▸ RECORDS SUPPLIED:
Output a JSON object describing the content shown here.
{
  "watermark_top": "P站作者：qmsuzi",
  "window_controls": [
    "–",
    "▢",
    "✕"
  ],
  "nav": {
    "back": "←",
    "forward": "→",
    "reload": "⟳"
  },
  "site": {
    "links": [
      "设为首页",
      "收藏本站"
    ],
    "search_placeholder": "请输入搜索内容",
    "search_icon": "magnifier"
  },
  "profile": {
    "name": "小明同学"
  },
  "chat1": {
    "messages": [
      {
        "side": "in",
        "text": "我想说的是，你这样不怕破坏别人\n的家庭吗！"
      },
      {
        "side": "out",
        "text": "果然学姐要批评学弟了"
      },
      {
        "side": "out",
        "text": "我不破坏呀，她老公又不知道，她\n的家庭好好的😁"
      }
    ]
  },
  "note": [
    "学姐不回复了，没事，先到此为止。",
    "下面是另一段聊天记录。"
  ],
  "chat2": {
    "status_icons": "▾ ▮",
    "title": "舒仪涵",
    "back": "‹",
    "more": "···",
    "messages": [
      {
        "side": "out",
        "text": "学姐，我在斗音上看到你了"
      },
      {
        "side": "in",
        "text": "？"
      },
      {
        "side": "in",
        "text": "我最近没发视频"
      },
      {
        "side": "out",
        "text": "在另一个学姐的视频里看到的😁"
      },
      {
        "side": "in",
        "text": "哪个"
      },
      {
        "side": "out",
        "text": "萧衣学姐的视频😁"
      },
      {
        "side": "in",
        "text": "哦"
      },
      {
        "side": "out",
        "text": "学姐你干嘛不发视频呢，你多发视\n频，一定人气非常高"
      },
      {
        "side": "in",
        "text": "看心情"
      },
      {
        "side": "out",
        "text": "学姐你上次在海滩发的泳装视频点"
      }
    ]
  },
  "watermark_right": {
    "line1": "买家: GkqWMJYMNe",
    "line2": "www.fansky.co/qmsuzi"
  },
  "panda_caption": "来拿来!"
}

▸ AIM:
Choose all lines containing the string "qmsuzi" and copy them out.

▸ EXERCISE RESPONSE:
  "watermark_top": "P站作者：qmsuzi",
    "line2": "www.fansky.co/qmsuzi"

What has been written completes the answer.